_Instruction_:
Work out how many lines include "TradingView" and answer with that number only.

_Stored data_:
********

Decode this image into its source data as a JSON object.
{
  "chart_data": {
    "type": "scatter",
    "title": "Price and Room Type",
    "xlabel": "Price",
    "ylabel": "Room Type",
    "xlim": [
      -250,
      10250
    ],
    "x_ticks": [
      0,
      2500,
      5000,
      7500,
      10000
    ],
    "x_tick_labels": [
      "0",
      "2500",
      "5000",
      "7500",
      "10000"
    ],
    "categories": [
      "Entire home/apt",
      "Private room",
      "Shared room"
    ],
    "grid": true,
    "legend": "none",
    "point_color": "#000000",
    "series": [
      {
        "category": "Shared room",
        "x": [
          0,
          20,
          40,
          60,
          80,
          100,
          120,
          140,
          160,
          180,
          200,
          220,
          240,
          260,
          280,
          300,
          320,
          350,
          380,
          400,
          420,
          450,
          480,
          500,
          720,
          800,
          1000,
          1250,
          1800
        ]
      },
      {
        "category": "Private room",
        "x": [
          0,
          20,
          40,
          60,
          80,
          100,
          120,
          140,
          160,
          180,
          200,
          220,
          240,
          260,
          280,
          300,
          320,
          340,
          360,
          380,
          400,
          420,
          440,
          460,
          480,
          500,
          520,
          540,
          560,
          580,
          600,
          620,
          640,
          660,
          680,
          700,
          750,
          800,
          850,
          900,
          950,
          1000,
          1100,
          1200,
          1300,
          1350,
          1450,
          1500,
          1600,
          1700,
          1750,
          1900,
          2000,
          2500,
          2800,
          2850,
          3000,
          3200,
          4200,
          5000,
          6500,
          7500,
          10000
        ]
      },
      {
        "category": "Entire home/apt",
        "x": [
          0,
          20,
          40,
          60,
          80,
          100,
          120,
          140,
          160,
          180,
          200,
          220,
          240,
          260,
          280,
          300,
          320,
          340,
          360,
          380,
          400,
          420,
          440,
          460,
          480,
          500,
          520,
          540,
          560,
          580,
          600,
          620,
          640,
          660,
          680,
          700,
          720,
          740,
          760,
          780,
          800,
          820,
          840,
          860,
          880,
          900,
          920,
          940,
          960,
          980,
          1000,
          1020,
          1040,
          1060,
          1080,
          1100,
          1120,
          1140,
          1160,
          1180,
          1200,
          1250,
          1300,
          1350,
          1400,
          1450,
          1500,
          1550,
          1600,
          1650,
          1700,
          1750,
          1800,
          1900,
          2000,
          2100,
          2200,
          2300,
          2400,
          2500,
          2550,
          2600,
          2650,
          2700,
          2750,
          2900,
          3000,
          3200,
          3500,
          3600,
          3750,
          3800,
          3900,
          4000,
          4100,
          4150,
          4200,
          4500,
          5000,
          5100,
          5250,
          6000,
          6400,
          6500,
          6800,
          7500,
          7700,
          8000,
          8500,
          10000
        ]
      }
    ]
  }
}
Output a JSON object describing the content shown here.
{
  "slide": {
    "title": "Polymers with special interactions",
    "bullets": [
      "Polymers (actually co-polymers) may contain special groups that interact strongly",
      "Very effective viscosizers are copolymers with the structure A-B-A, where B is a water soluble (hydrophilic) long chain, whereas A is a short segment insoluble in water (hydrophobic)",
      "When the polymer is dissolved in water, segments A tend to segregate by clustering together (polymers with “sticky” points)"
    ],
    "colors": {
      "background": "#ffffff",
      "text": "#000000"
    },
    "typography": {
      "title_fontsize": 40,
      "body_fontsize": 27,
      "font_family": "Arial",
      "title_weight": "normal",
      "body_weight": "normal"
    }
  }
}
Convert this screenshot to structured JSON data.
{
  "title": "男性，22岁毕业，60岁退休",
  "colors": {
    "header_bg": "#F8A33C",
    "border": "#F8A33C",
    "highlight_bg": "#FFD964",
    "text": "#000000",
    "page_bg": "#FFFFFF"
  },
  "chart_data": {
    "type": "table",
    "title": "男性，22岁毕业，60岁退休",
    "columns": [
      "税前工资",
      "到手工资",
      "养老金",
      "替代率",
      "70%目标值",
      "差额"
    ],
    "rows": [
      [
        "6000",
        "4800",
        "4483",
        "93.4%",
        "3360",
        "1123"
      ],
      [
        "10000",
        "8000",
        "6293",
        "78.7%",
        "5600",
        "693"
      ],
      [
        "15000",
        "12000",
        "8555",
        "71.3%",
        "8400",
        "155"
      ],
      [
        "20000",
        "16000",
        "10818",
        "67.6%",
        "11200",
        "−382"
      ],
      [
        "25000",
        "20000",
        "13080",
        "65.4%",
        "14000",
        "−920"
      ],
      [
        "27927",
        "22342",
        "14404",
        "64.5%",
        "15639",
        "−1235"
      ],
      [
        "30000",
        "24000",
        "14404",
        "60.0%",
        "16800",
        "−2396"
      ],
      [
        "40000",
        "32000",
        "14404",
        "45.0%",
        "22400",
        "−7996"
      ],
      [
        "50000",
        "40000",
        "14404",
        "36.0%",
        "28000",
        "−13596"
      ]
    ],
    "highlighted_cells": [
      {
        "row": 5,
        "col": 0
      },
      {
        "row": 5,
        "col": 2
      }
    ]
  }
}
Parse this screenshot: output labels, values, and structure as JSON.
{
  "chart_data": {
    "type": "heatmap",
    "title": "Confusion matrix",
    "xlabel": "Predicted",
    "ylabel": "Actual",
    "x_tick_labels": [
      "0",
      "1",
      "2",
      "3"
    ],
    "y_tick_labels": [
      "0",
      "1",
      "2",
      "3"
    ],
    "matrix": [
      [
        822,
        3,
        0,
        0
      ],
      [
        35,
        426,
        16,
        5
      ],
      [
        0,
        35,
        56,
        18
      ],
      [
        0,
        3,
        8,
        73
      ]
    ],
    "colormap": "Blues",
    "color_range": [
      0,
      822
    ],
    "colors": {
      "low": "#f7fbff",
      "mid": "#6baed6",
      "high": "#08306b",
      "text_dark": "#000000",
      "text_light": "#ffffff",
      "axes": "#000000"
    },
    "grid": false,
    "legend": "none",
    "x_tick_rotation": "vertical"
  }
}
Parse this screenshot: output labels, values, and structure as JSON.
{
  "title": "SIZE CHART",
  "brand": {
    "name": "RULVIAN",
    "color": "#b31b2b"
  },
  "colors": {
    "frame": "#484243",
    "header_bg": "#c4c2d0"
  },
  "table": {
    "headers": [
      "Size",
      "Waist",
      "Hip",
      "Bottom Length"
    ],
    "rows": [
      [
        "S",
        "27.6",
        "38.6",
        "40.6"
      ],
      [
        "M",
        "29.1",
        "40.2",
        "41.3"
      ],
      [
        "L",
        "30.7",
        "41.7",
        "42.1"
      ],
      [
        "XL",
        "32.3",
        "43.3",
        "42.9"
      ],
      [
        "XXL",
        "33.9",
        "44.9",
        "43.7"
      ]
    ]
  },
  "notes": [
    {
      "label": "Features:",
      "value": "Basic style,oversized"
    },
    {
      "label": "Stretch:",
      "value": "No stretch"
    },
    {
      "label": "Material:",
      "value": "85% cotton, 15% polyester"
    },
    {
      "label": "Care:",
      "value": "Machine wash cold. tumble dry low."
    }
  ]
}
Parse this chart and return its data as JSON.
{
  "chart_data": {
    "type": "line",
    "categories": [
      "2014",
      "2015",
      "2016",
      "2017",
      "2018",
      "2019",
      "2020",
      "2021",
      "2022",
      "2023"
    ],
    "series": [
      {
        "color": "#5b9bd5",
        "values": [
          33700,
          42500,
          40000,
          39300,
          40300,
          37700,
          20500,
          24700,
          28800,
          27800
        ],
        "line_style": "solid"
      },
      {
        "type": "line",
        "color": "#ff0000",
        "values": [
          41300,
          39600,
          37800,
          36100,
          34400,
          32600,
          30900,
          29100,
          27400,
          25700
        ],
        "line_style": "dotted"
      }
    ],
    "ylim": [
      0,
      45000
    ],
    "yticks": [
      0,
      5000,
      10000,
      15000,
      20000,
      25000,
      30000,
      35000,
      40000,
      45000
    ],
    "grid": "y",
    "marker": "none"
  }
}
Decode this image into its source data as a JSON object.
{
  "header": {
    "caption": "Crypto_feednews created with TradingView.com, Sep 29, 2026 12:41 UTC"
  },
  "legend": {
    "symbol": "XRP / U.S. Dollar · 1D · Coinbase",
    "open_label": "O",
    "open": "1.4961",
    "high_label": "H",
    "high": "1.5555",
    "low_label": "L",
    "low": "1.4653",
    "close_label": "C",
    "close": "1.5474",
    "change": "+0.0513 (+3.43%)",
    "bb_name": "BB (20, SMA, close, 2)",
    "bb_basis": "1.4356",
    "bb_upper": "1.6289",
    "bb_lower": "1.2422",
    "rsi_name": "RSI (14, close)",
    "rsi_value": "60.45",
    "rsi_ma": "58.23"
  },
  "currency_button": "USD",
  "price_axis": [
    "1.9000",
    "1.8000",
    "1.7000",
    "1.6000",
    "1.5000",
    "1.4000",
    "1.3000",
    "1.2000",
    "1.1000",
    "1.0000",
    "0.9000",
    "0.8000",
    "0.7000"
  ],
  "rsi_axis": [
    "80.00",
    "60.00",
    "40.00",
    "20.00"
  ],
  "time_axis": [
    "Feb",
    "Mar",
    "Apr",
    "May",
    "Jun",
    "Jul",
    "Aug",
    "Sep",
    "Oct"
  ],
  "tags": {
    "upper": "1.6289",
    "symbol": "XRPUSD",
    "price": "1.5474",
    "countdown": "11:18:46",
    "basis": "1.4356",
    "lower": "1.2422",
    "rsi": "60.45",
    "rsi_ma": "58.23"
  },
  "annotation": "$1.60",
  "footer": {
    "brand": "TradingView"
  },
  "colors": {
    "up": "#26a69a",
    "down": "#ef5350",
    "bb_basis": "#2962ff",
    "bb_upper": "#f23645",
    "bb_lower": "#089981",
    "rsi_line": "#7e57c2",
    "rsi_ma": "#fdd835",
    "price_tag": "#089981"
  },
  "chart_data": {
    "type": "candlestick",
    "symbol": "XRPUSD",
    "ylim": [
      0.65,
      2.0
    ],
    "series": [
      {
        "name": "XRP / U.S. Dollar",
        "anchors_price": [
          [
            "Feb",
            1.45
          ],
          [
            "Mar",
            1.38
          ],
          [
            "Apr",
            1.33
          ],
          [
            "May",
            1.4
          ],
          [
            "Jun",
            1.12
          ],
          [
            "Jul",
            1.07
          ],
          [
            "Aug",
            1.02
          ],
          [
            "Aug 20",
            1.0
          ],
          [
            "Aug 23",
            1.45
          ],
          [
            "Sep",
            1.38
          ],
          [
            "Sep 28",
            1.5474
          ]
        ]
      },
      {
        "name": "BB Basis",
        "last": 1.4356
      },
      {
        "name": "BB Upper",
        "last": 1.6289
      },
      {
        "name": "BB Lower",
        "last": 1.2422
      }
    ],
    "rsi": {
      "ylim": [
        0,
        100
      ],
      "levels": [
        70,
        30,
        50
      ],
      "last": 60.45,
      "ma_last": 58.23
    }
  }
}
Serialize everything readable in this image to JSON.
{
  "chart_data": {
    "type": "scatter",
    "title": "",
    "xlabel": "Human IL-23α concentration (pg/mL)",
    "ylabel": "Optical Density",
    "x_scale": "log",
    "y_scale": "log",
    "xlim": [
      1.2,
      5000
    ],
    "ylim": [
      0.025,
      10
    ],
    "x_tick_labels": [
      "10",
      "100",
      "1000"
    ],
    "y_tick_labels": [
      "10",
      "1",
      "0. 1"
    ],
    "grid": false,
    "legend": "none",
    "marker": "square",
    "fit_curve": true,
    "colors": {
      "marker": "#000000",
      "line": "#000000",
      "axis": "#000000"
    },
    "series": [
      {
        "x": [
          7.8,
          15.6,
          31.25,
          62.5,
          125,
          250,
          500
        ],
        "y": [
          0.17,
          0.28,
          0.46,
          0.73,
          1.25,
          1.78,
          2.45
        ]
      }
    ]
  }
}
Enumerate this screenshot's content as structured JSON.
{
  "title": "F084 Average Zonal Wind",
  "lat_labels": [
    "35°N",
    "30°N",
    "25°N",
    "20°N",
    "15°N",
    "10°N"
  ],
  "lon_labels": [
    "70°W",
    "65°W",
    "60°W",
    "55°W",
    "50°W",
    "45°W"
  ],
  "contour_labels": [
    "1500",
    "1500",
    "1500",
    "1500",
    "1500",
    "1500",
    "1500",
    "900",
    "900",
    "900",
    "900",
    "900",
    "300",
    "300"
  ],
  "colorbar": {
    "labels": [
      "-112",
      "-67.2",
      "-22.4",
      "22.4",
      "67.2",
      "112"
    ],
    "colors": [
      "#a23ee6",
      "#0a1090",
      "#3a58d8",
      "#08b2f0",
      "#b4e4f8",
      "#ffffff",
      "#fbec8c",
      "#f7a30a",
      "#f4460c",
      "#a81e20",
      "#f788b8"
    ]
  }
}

********

_Complete response_:
2